* start Selected passage *
= Reasoned action approach =

Framework for the prediction of human social behavior

The reasoned action approach (RAA) is an integrative framework for the prediction (and change) of human social behavior. The reasoned action approach states that attitudes towards the behavior, perceived norms, and perceived behavioral control determine people's intentions, while people's intentions predict their behaviors.

== History ==
The reasoned action approach is the latest version of the theoretical ideas of Martin Fishbein and Icek Ajzen, following the earlier theory of reasoned action and the theory of planned behavior. Those theoretical ideas have resulted in over a thousand empirical studies in behavioral science journals. The RAA originally came from Jacqueline Eccels' expectancy-value theory. Later Martin Fishbein and Icek Ajzen extended expectancy-value theory into the theory of reasoned action (TRA) by adding the element of intention. Then, they took the element of intention into account and created the theory of planned behavior. The RAA iteration brings together those earlier versions and provides a more comprehensive view.
* end Selected passage *
* start Listing *
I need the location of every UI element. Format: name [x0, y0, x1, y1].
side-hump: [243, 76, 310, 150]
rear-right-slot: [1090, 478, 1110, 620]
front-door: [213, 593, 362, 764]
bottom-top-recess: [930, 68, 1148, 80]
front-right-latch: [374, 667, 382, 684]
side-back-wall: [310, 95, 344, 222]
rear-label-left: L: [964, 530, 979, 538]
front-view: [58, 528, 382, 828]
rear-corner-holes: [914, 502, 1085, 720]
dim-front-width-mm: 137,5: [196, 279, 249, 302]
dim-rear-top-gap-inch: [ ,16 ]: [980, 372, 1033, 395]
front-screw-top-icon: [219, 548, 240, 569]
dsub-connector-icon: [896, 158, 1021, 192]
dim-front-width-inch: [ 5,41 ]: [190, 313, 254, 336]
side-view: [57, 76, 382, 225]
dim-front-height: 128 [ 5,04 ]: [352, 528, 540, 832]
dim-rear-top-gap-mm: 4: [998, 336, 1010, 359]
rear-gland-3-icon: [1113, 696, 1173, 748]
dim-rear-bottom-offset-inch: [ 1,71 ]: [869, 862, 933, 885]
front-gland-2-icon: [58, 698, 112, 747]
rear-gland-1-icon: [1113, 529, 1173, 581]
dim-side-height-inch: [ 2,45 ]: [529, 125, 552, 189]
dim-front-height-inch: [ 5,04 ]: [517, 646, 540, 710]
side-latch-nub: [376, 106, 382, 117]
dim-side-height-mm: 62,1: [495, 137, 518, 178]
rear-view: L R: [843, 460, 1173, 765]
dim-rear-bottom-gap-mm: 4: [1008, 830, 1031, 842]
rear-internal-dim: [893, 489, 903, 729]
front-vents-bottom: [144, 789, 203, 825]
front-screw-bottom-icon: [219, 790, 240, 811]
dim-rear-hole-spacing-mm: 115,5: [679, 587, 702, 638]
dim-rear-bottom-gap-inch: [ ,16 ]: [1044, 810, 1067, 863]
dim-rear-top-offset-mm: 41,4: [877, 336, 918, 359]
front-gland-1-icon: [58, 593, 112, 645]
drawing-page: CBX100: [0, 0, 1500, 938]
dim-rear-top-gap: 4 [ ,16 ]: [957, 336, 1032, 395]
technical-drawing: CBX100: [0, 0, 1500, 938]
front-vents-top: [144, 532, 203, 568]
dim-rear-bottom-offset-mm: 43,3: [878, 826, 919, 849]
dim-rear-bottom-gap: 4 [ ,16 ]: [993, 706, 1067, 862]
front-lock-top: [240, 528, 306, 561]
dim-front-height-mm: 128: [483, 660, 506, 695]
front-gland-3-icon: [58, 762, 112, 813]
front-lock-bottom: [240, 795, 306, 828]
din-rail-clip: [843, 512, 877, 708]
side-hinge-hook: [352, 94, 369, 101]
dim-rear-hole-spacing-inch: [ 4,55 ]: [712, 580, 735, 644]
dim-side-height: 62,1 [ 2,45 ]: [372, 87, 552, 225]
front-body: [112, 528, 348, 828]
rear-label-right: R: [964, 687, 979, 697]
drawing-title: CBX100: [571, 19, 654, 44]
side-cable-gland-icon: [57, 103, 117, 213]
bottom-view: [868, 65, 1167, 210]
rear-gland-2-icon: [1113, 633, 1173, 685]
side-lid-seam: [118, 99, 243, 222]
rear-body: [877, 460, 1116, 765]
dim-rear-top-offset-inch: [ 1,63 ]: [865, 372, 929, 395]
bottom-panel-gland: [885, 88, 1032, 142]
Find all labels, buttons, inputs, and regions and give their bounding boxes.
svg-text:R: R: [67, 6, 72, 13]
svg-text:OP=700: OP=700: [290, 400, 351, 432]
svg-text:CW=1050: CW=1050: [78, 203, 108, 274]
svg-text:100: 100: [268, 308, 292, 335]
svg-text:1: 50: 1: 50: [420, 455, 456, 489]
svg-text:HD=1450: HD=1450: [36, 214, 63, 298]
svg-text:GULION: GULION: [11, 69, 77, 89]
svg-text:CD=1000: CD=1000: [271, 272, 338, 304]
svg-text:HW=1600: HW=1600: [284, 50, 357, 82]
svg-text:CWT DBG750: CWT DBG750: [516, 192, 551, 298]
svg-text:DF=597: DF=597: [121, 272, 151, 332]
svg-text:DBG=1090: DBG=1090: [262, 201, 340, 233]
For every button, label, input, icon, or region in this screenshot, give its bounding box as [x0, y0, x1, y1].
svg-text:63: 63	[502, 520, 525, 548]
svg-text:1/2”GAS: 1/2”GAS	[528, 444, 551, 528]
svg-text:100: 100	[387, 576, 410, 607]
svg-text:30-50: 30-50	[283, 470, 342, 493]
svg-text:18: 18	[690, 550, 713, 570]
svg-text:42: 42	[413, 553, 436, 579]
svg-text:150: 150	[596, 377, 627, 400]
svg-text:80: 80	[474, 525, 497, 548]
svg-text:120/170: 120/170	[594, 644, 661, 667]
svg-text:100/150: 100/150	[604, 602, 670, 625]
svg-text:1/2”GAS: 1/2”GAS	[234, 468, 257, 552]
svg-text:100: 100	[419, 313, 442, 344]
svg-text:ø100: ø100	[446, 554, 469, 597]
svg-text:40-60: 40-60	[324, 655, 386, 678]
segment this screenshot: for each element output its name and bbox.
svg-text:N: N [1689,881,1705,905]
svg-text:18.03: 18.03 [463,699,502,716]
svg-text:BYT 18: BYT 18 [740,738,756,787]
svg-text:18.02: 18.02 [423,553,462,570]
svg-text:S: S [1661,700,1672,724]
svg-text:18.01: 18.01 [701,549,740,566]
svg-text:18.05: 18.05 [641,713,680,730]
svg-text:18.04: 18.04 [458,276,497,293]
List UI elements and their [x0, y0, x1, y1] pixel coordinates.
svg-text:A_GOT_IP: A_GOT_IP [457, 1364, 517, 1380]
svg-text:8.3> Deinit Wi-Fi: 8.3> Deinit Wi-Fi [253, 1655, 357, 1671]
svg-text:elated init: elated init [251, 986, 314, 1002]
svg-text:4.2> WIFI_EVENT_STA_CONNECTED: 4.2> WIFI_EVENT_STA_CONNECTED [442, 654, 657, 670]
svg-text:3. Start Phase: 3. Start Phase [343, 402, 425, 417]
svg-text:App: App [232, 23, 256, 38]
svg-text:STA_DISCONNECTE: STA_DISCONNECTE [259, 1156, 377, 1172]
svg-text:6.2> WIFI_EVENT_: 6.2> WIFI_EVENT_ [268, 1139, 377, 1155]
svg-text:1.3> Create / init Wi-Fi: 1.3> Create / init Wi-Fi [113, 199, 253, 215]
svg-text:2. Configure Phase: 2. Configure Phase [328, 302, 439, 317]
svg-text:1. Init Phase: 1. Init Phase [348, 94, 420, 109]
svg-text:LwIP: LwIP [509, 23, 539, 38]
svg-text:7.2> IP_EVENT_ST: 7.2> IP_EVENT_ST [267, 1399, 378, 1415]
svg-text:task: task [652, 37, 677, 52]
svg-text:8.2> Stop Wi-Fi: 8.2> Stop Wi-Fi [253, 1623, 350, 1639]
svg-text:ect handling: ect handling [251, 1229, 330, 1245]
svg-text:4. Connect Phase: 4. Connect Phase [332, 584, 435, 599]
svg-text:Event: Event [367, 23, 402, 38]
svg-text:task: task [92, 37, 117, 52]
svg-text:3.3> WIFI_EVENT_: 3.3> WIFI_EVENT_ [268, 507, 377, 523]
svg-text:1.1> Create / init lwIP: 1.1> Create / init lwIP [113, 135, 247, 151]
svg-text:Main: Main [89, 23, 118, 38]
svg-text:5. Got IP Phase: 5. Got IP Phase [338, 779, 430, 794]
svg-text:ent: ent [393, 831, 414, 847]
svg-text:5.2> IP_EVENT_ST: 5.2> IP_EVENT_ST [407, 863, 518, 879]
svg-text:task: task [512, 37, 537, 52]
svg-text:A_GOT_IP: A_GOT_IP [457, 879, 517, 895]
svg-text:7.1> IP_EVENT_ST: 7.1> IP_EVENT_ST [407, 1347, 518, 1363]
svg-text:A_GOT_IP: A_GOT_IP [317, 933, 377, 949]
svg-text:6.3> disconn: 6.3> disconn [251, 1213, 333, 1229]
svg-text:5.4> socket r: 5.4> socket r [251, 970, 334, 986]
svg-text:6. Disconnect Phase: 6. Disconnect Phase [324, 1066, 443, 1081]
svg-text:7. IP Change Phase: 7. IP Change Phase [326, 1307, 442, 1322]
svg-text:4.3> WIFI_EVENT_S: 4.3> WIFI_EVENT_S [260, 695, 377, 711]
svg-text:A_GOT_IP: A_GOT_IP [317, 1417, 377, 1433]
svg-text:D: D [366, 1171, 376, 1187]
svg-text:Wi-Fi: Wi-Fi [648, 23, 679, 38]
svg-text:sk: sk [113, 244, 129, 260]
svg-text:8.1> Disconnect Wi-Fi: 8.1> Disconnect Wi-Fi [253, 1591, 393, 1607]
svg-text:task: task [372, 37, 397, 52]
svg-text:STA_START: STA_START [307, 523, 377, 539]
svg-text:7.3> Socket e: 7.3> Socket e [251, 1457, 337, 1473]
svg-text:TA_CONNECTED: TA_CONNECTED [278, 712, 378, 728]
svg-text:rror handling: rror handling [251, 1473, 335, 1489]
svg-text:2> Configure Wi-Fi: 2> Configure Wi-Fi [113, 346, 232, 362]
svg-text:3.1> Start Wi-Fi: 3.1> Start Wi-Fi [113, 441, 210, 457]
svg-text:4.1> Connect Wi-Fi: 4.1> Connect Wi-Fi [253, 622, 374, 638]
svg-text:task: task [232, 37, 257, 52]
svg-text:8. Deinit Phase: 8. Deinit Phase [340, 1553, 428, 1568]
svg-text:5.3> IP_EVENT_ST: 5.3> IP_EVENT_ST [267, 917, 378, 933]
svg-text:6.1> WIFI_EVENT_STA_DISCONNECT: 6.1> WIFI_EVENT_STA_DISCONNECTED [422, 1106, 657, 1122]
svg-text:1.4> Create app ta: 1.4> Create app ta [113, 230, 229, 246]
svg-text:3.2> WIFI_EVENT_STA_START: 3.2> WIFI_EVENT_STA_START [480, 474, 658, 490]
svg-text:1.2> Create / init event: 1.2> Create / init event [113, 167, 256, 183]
* end Listing *
_To-do list_.
a) Extract the portion of the reasoned action approach text between "The reasoned action approach (RAA)" and "predict their behaviors.", inclusive.
b) Continue the reasoned action approach text from the point where it ends.

_Responses to the tasks_.
a)
The reasoned action approach (RAA) is an integrative framework for the prediction (and change) of human social behavior. The reasoned action approach states that attitudes towards the behavior, perceived norms, and perceived behavioral control determine people's intentions, while people's intentions predict their behaviors.

b)
== Model ==

Behavior is determined by the intention and moderated by actual control. Intention is determined by attitude, perceived norm, and perceived behavioral control. Perceived behavioral control influences behavior directly and indirectly through intention. Actual control feeds back to perceived control. Performing the behavior feeds back to the beliefs underlying the three determinants of intention. All possible influences on behavior that are not in the model are treated as background variables and are supposed to be mediated by the determinants in the model.

== Concepts ==
The reasoned action approach uses a number of concepts, each of which is briefly defined here:

=== Behaviors ===
Observable events composed of four elements: the action performed, the target at which the action is directed, the context in which it is performed, and the time at which it is performed.

=== Intentions ===
The person's estimate of the likelihood or perceived probability of performing a given behavior.

=== Perceived behavioral control ===
People's perceptions of the degree to which they are capable of, or have control over, performing a given behavior.

- Perceived capacity: The belief that one can, is able to, or is capable of, performing the behavior (comparable to Albert Bandura's concept of self-efficacy); autonomy: perceived degree of control over performing the behavior.
- Perceived autonomy: The perceived ability to perform the behavior and the extent to which the decision is under an individual's control.

=== Attitude ===
A latent disposition or tendency to respond with some degree of favorableness or unfavorableness to a psychological object.

- Instrumental aspect: Anticipated positive or negative consequences;
- Experiential aspect: Perceived positive or negative experiences.

=== Norm ===
Perceived social pressure to perform or not to perform a given behavior.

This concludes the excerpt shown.